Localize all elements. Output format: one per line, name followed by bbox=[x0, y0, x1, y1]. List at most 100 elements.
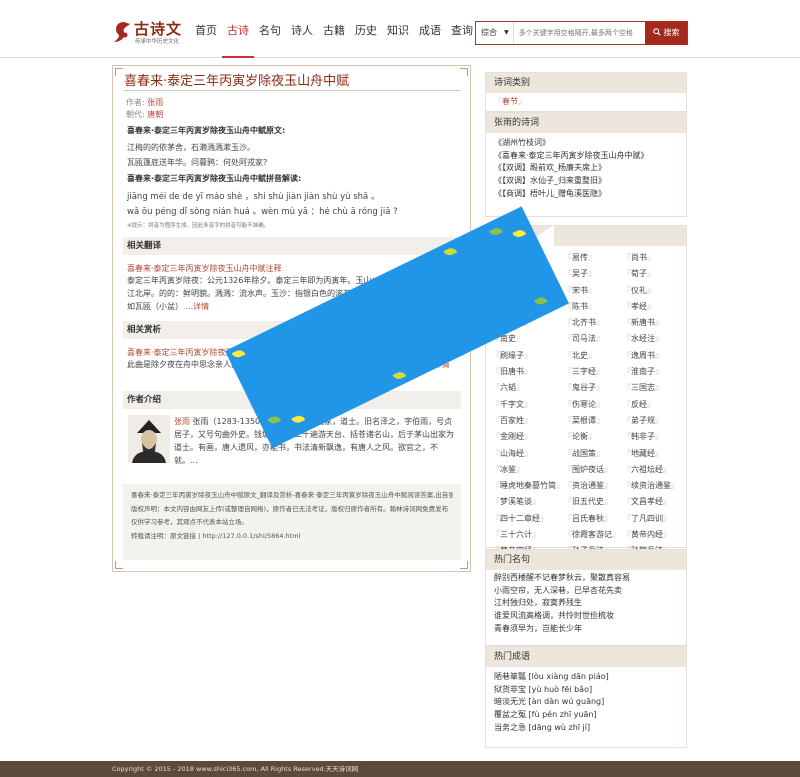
idiom-link[interactable]: 暗淡无光 [àn dàn wú guāng] bbox=[494, 697, 604, 706]
poem-link[interactable]: 《【商调】梧叶儿_赠龟溪医隐》 bbox=[494, 189, 606, 198]
bracket: 『 bbox=[492, 481, 500, 491]
classic-book-link[interactable]: 『韩非子』 bbox=[623, 429, 682, 445]
classic-book-link[interactable]: 『鬼谷子』 bbox=[564, 380, 623, 396]
famous-line-link[interactable]: 青春须早为，岂能长少年 bbox=[494, 624, 582, 633]
bracket: 『 bbox=[623, 448, 631, 458]
classic-book-label: 资治通鉴 bbox=[572, 481, 604, 491]
classic-book-link[interactable]: 『徐霞客游记』 bbox=[564, 527, 623, 543]
classic-book-link[interactable]: 『仪礼』 bbox=[623, 283, 682, 299]
site-logo[interactable]: 古诗文 传承中华历史文化 bbox=[112, 14, 187, 48]
classic-book-link[interactable]: 『战国策』 bbox=[564, 446, 623, 462]
bracket: 』 bbox=[540, 513, 548, 523]
poem-link[interactable]: 《【双调】水仙子_归来重整旧》 bbox=[494, 176, 606, 185]
classic-book-link[interactable]: 『尚书』 bbox=[623, 250, 682, 266]
author-intro-name[interactable]: 张雨 bbox=[174, 417, 190, 426]
classic-book-link[interactable]: 『续资治通鉴』 bbox=[623, 478, 682, 494]
nav-history[interactable]: 历史 bbox=[350, 0, 382, 58]
classic-book-link[interactable]: 『淮南子』 bbox=[623, 364, 682, 380]
classic-book-link[interactable]: 『四十二章经』 bbox=[492, 511, 564, 527]
classic-book-link[interactable]: 『三字经』 bbox=[564, 364, 623, 380]
classic-book-link[interactable]: 『六祖坛经』 bbox=[623, 462, 682, 478]
famous-lines-box: 热门名句 醉别西楼醒不记春梦秋云，聚散真容易 小雨空帘，无人深巷，已早杏花先卖 … bbox=[485, 549, 687, 646]
famous-line-link[interactable]: 谁爱风流高格调，共怜时世俭梳妆 bbox=[494, 611, 614, 620]
classic-book-link[interactable]: 『水经注』 bbox=[623, 331, 682, 347]
search-input[interactable] bbox=[513, 22, 646, 44]
classic-book-link[interactable]: 『吕氏春秋』 bbox=[564, 511, 623, 527]
classic-book-link[interactable]: 『吴子』 bbox=[564, 266, 623, 282]
classic-book-link[interactable]: 『睡虎地秦墓竹简』 bbox=[492, 478, 564, 494]
nav-poems[interactable]: 古诗 bbox=[222, 0, 254, 58]
bracket: 『 bbox=[623, 513, 631, 523]
classic-book-link[interactable]: 『资治通鉴』 bbox=[564, 478, 623, 494]
famous-line-link[interactable]: 醉别西楼醒不记春梦秋云，聚散真容易 bbox=[494, 573, 630, 582]
classic-book-link[interactable]: 『文昌孝经』 bbox=[623, 494, 682, 510]
author-link[interactable]: 张雨 bbox=[147, 98, 163, 107]
classic-book-link[interactable]: 『北史』 bbox=[564, 348, 623, 364]
author-portrait[interactable] bbox=[128, 415, 170, 463]
nav-poets[interactable]: 诗人 bbox=[286, 0, 318, 58]
dynasty-link[interactable]: 唐朝 bbox=[147, 110, 163, 119]
classic-book-label: 逸周书 bbox=[631, 350, 655, 360]
bracket: 『 bbox=[623, 301, 631, 311]
classic-book-link[interactable]: 『黄帝内经』 bbox=[623, 527, 682, 543]
classic-book-link[interactable]: 『新唐书』 bbox=[623, 315, 682, 331]
classic-book-link[interactable]: 『三十六计』 bbox=[492, 527, 564, 543]
nav-famous-lines[interactable]: 名句 bbox=[254, 0, 286, 58]
nav-lookup[interactable]: 查询 bbox=[446, 0, 478, 58]
classic-book-link[interactable]: 『三国志』 bbox=[623, 380, 682, 396]
idiom-link[interactable]: 陋巷箪瓢 [lòu xiàng dān piáo] bbox=[494, 672, 609, 681]
nav-idioms[interactable]: 成语 bbox=[414, 0, 446, 58]
classic-book-label: 北史 bbox=[572, 350, 588, 360]
classic-book-link[interactable]: 『北齐书』 bbox=[564, 315, 623, 331]
nav-home[interactable]: 首页 bbox=[190, 0, 222, 58]
classic-book-link[interactable]: 『围炉夜话』 bbox=[564, 462, 623, 478]
classic-book-link[interactable]: 『旧五代史』 bbox=[564, 494, 623, 510]
site-header: 古诗文 传承中华历史文化 首页 古诗 名句 诗人 古籍 历史 知识 成语 查询 … bbox=[0, 0, 800, 58]
classic-book-link[interactable]: 『山海经』 bbox=[492, 446, 564, 462]
classic-book-link[interactable]: 『陈书』 bbox=[564, 299, 623, 315]
classic-book-link[interactable]: 『地藏经』 bbox=[623, 446, 682, 462]
classic-book-link[interactable]: 『刷缘子』 bbox=[492, 348, 564, 364]
bracket: 』 bbox=[663, 464, 671, 474]
poem-link[interactable]: 《湖州竹枝词》 bbox=[494, 138, 550, 147]
classic-book-link[interactable]: 『六韬』 bbox=[492, 380, 564, 396]
bracket: 『 bbox=[564, 383, 572, 393]
translation-more-link[interactable]: ...详情 bbox=[186, 302, 210, 311]
search-type-select[interactable]: 综合 ▼ bbox=[476, 22, 514, 44]
search-button[interactable]: 搜索 bbox=[645, 21, 687, 45]
classic-book-label: 六韬 bbox=[500, 383, 516, 393]
nav-classics[interactable]: 古籍 bbox=[318, 0, 350, 58]
classic-book-link[interactable]: 『论衡』 bbox=[564, 429, 623, 445]
bracket: 『 bbox=[623, 334, 631, 344]
classic-book-link[interactable]: 『反经』 bbox=[623, 397, 682, 413]
classic-book-link[interactable]: 『梦溪笔谈』 bbox=[492, 494, 564, 510]
translation-link[interactable]: 喜春来·泰定三年丙寅岁除夜玉山舟中赋注释 bbox=[127, 263, 282, 274]
poem-link[interactable]: 《【双调】殿前欢_杨廉夫席上》 bbox=[494, 163, 606, 172]
category-tag[interactable]: 春节 bbox=[502, 97, 518, 106]
classic-book-link[interactable]: 『金刚经』 bbox=[492, 429, 564, 445]
idiom-link[interactable]: 覆盆之冤 [fù pén zhī yuān] bbox=[494, 710, 597, 719]
classic-book-link[interactable]: 『百家姓』 bbox=[492, 413, 564, 429]
classic-book-link[interactable]: 『逸周书』 bbox=[623, 348, 682, 364]
bracket: 『 bbox=[492, 432, 500, 442]
idiom-link[interactable]: 当务之急 [dāng wù zhī jí] bbox=[494, 723, 590, 732]
classic-book-link[interactable]: 『菜根谭』 bbox=[564, 413, 623, 429]
classic-book-link[interactable]: 『冰鉴』 bbox=[492, 462, 564, 478]
idiom-link[interactable]: 狱货非宝 [yù huò fēi bǎo] bbox=[494, 685, 592, 694]
classic-book-link[interactable]: 『孝经』 bbox=[623, 299, 682, 315]
bracket: 『 bbox=[623, 253, 631, 262]
classic-book-link[interactable]: 『旧唐书』 bbox=[492, 364, 564, 380]
classic-book-link[interactable]: 『宋书』 bbox=[564, 283, 623, 299]
famous-line-link[interactable]: 江村独归处，寂寞养残生 bbox=[494, 598, 582, 607]
nav-knowledge[interactable]: 知识 bbox=[382, 0, 414, 58]
classic-book-link[interactable]: 『弟子规』 bbox=[623, 413, 682, 429]
classic-book-link[interactable]: 『司马法』 bbox=[564, 331, 623, 347]
classic-book-link[interactable]: 『了凡四训』 bbox=[623, 511, 682, 527]
classic-book-link[interactable]: 『荀子』 bbox=[623, 266, 682, 282]
classic-book-link[interactable]: 『千字文』 bbox=[492, 397, 564, 413]
classic-book-link[interactable]: 『伤寒论』 bbox=[564, 397, 623, 413]
famous-line-link[interactable]: 小雨空帘，无人深巷，已早杏花先卖 bbox=[494, 586, 622, 595]
classic-book-link[interactable]: 『易传』 bbox=[564, 250, 623, 266]
poem-line: 江梅的的依茅舍，石濑溅溅漱玉沙。 bbox=[127, 143, 255, 152]
poem-link[interactable]: 《喜春来·泰定三年丙寅岁除夜玉山舟中赋》 bbox=[494, 151, 649, 160]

***

* _DO THIS_:
Can you render the lines, starting with the one containing "idiom-link[interactable]: 暗淡无光 [àn" and going on through the one containing "527, 623, 543]", as a numbered list with any blank lines left out?

* _OUTPUT BELOW_:
1. idiom-link[interactable]: 暗淡无光 [àn dàn wú guāng] bbox=[494, 697, 604, 706]
2. poem-link[interactable]: 《【商调】梧叶儿_赠龟溪医隐》 bbox=[494, 189, 606, 198]
3. bracket: 『 bbox=[492, 481, 500, 491]
4. classic-book-link[interactable]: 『韩非子』 bbox=[623, 429, 682, 445]
5. classic-book-link[interactable]: 『鬼谷子』 bbox=[564, 380, 623, 396]
6. famous-line-link[interactable]: 青春须早为，岂能长少年 bbox=[494, 624, 582, 633]
7. bracket: 『 bbox=[623, 448, 631, 458]
8. classic-book-label: 资治通鉴 bbox=[572, 481, 604, 491]
9. classic-book-link[interactable]: 『徐霞客游记』 bbox=[564, 527, 623, 543]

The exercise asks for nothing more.